==== EXERCISE MATERIALS ====
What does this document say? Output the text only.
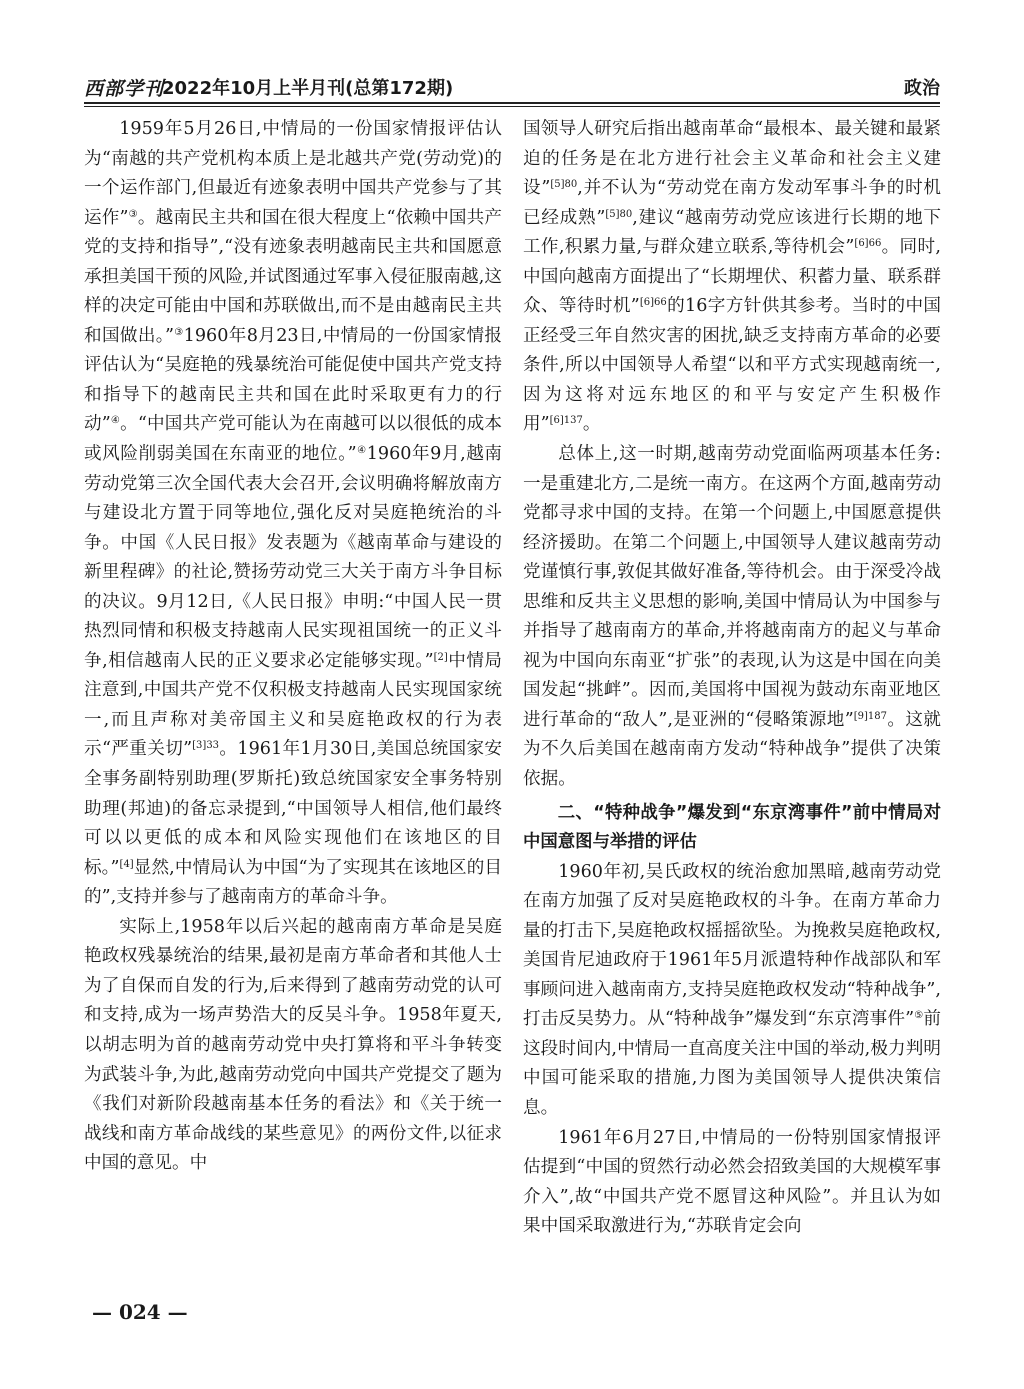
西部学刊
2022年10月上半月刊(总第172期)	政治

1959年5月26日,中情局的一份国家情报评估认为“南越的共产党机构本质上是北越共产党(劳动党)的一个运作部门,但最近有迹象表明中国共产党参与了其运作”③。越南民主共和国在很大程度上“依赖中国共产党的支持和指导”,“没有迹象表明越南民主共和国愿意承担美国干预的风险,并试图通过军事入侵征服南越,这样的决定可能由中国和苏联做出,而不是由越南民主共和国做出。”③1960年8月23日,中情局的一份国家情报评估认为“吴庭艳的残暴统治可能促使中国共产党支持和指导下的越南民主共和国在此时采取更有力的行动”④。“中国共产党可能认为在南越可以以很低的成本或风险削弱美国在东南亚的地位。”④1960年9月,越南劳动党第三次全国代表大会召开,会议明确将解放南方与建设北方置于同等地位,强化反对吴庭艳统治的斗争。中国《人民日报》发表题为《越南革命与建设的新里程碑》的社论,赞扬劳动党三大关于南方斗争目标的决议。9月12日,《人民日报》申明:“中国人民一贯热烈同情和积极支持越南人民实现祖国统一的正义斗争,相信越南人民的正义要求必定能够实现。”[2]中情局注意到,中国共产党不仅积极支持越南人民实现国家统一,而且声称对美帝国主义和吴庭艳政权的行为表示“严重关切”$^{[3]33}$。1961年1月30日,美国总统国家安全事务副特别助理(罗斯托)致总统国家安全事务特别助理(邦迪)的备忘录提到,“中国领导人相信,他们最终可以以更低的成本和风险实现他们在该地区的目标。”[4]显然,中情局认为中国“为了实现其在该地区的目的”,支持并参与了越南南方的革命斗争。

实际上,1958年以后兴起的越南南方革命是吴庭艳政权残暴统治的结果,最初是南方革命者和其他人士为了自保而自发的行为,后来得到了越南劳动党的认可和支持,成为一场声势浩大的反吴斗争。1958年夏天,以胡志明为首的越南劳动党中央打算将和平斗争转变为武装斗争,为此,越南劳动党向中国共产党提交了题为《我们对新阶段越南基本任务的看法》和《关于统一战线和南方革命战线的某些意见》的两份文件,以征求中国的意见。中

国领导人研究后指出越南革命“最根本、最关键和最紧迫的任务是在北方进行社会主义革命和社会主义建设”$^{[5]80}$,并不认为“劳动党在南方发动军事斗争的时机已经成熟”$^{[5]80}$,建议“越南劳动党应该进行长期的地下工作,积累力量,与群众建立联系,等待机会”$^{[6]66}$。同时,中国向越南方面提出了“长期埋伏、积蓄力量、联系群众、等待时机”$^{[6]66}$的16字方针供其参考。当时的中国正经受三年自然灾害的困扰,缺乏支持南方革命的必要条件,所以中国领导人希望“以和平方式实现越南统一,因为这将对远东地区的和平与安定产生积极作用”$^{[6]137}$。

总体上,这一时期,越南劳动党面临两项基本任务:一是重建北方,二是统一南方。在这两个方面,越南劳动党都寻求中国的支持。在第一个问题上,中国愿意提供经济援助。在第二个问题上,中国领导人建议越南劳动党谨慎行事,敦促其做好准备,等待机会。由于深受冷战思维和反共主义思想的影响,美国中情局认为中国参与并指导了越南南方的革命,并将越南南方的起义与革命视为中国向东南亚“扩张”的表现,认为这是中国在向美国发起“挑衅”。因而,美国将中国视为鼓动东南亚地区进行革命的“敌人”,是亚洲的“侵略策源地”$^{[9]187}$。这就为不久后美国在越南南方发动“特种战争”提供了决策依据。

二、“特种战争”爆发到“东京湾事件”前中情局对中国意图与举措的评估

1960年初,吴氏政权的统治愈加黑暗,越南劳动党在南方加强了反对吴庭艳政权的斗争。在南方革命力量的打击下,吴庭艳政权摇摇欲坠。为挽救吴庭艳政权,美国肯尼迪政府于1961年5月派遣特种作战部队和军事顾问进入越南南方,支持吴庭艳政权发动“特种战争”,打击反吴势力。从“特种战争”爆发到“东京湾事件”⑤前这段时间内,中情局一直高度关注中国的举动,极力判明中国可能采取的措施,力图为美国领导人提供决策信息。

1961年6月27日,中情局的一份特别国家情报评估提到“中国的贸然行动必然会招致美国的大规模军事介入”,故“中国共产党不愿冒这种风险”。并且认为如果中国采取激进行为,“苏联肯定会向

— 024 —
====
SHORT EXERCISE:
Check each line of the records above for the word "等待机会", then give the number of lines that have it, with no other words.

CORRECT RESULT:
2